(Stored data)

+-------+

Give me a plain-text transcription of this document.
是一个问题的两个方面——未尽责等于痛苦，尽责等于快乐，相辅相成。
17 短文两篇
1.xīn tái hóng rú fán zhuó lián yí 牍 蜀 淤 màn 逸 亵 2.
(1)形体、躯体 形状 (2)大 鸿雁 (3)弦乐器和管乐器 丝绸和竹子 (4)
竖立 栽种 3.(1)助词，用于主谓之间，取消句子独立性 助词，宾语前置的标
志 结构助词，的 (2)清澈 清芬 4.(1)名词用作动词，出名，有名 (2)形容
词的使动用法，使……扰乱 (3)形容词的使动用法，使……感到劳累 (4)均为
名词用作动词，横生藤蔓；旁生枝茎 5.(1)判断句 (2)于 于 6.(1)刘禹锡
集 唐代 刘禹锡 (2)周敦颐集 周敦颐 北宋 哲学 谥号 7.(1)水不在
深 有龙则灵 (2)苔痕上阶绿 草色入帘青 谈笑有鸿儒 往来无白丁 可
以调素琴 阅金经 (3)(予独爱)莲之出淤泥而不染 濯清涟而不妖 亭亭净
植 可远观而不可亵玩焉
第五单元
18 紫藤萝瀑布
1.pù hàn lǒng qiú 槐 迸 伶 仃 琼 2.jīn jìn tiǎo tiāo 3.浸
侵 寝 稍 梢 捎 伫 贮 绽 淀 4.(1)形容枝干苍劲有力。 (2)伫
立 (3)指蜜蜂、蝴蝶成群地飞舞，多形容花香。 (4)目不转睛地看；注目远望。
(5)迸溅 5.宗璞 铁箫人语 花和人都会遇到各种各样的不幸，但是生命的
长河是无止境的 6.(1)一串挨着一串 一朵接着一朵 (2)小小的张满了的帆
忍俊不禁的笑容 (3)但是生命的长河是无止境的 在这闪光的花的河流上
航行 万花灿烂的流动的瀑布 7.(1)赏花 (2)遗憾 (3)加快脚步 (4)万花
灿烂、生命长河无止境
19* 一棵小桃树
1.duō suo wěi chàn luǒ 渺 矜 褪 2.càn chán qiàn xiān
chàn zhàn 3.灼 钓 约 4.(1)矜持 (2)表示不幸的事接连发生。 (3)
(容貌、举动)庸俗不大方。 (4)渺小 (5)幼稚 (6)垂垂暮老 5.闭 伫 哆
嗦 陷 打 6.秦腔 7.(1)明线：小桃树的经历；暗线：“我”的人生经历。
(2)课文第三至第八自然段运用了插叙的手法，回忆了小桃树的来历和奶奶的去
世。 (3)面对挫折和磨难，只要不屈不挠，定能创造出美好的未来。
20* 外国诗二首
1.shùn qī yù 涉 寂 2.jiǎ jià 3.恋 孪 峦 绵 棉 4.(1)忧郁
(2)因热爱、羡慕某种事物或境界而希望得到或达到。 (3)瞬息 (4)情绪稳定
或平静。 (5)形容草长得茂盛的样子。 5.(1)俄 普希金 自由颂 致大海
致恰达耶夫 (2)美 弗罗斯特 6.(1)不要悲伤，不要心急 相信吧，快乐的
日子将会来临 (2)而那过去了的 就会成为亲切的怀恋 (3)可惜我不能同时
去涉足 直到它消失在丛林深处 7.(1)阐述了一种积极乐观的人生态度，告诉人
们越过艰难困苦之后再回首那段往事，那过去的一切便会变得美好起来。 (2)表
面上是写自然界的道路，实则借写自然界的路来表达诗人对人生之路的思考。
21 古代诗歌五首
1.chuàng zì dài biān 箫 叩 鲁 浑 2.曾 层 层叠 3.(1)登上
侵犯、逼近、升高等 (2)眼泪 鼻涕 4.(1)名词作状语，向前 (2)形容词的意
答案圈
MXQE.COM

+-------+

TASK >> Each line that contains the string "名词用作动词" counts once; report how many such lines the entries have, giving only the number.

OUTPUT OF THE TASK >> 2